● PROBLEM DESCRIPTION
Restate all of the data exactly.

Source records
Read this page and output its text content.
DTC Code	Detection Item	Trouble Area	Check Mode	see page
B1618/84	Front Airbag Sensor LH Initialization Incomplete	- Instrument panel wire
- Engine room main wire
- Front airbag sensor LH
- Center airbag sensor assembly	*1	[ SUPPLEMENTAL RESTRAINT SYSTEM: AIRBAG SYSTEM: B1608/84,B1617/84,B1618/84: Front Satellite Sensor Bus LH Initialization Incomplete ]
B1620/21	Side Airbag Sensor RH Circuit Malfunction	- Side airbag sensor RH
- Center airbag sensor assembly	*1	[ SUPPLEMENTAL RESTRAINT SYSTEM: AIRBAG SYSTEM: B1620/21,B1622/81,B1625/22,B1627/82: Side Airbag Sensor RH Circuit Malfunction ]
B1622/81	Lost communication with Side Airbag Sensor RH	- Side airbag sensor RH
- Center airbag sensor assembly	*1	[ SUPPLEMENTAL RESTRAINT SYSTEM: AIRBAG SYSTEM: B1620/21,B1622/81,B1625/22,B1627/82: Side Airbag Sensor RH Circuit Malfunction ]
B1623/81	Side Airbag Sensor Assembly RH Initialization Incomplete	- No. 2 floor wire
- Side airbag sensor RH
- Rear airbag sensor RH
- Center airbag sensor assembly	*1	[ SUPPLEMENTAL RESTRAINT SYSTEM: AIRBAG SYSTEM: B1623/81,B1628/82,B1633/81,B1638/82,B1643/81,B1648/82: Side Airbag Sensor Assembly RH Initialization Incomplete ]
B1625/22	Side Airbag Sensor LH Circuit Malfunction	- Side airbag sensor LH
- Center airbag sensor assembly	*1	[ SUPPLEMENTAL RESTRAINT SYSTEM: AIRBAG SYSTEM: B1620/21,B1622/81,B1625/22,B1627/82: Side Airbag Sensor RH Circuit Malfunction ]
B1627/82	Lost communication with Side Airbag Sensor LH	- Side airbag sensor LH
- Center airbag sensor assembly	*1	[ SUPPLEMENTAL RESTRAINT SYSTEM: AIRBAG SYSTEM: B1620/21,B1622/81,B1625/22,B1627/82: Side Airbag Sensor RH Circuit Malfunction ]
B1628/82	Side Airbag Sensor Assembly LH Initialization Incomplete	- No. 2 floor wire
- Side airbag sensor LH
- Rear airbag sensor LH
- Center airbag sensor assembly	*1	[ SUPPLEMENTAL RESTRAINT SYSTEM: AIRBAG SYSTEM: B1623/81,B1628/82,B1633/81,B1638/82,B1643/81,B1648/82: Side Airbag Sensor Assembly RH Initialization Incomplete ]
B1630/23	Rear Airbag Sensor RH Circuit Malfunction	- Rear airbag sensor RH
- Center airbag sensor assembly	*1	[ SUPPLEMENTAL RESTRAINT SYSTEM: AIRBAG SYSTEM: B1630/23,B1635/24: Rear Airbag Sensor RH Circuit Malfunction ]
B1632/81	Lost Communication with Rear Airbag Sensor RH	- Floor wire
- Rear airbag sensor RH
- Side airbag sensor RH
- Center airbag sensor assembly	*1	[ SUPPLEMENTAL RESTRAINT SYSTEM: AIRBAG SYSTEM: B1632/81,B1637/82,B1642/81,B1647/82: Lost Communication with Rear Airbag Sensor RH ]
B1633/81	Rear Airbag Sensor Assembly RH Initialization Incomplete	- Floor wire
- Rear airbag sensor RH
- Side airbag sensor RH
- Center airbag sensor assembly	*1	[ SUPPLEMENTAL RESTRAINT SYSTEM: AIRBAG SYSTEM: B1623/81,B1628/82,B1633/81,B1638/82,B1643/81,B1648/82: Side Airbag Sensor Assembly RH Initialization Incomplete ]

● SOLUTION
Read this page and output its text content.
DTC Code	Detection Item	Trouble Area	Check Mode	see page
B1618/84	Front Airbag Sensor LH Initialization Incomplete	- Instrument panel wire
- Engine room main wire
- Front airbag sensor LH
- Center airbag sensor assembly	*1	[ SUPPLEMENTAL RESTRAINT SYSTEM: AIRBAG SYSTEM: B1608/84,B1617/84,B1618/84: Front Satellite Sensor Bus LH Initialization Incomplete ]
B1620/21	Side Airbag Sensor RH Circuit Malfunction	- Side airbag sensor RH
- Center airbag sensor assembly	*1	[ SUPPLEMENTAL RESTRAINT SYSTEM: AIRBAG SYSTEM: B1620/21,B1622/81,B1625/22,B1627/82: Side Airbag Sensor RH Circuit Malfunction ]
B1622/81	Lost communication with Side Airbag Sensor RH	- Side airbag sensor RH
- Center airbag sensor assembly	*1	[ SUPPLEMENTAL RESTRAINT SYSTEM: AIRBAG SYSTEM: B1620/21,B1622/81,B1625/22,B1627/82: Side Airbag Sensor RH Circuit Malfunction ]
B1623/81	Side Airbag Sensor Assembly RH Initialization Incomplete	- No. 2 floor wire
- Side airbag sensor RH
- Rear airbag sensor RH
- Center airbag sensor assembly	*1	[ SUPPLEMENTAL RESTRAINT SYSTEM: AIRBAG SYSTEM: B1623/81,B1628/82,B1633/81,B1638/82,B1643/81,B1648/82: Side Airbag Sensor Assembly RH Initialization Incomplete ]
B1625/22	Side Airbag Sensor LH Circuit Malfunction	- Side airbag sensor LH
- Center airbag sensor assembly	*1	[ SUPPLEMENTAL RESTRAINT SYSTEM: AIRBAG SYSTEM: B1620/21,B1622/81,B1625/22,B1627/82: Side Airbag Sensor RH Circuit Malfunction ]
B1627/82	Lost communication with Side Airbag Sensor LH	- Side airbag sensor LH
- Center airbag sensor assembly	*1	[ SUPPLEMENTAL RESTRAINT SYSTEM: AIRBAG SYSTEM: B1620/21,B1622/81,B1625/22,B1627/82: Side Airbag Sensor RH Circuit Malfunction ]
B1628/82	Side Airbag Sensor Assembly LH Initialization Incomplete	- No. 2 floor wire
- Side airbag sensor LH
- Rear airbag sensor LH
- Center airbag sensor assembly	*1	[ SUPPLEMENTAL RESTRAINT SYSTEM: AIRBAG SYSTEM: B1623/81,B1628/82,B1633/81,B1638/82,B1643/81,B1648/82: Side Airbag Sensor Assembly RH Initialization Incomplete ]
B1630/23	Rear Airbag Sensor RH Circuit Malfunction	- Rear airbag sensor RH
- Center airbag sensor assembly	*1	[ SUPPLEMENTAL RESTRAINT SYSTEM: AIRBAG SYSTEM: B1630/23,B1635/24: Rear Airbag Sensor RH Circuit Malfunction ]
B1632/81	Lost Communication with Rear Airbag Sensor RH	- Floor wire
- Rear airbag sensor RH
- Side airbag sensor RH
- Center airbag sensor assembly	*1	[ SUPPLEMENTAL RESTRAINT SYSTEM: AIRBAG SYSTEM: B1632/81,B1637/82,B1642/81,B1647/82: Lost Communication with Rear Airbag Sensor RH ]
B1633/81	Rear Airbag Sensor Assembly RH Initialization Incomplete	- Floor wire
- Rear airbag sensor RH
- Side airbag sensor RH
- Center airbag sensor assembly	*1	[ SUPPLEMENTAL RESTRAINT SYSTEM: AIRBAG SYSTEM: B1623/81,B1628/82,B1633/81,B1638/82,B1643/81,B1648/82: Side Airbag Sensor Assembly RH Initialization Incomplete ]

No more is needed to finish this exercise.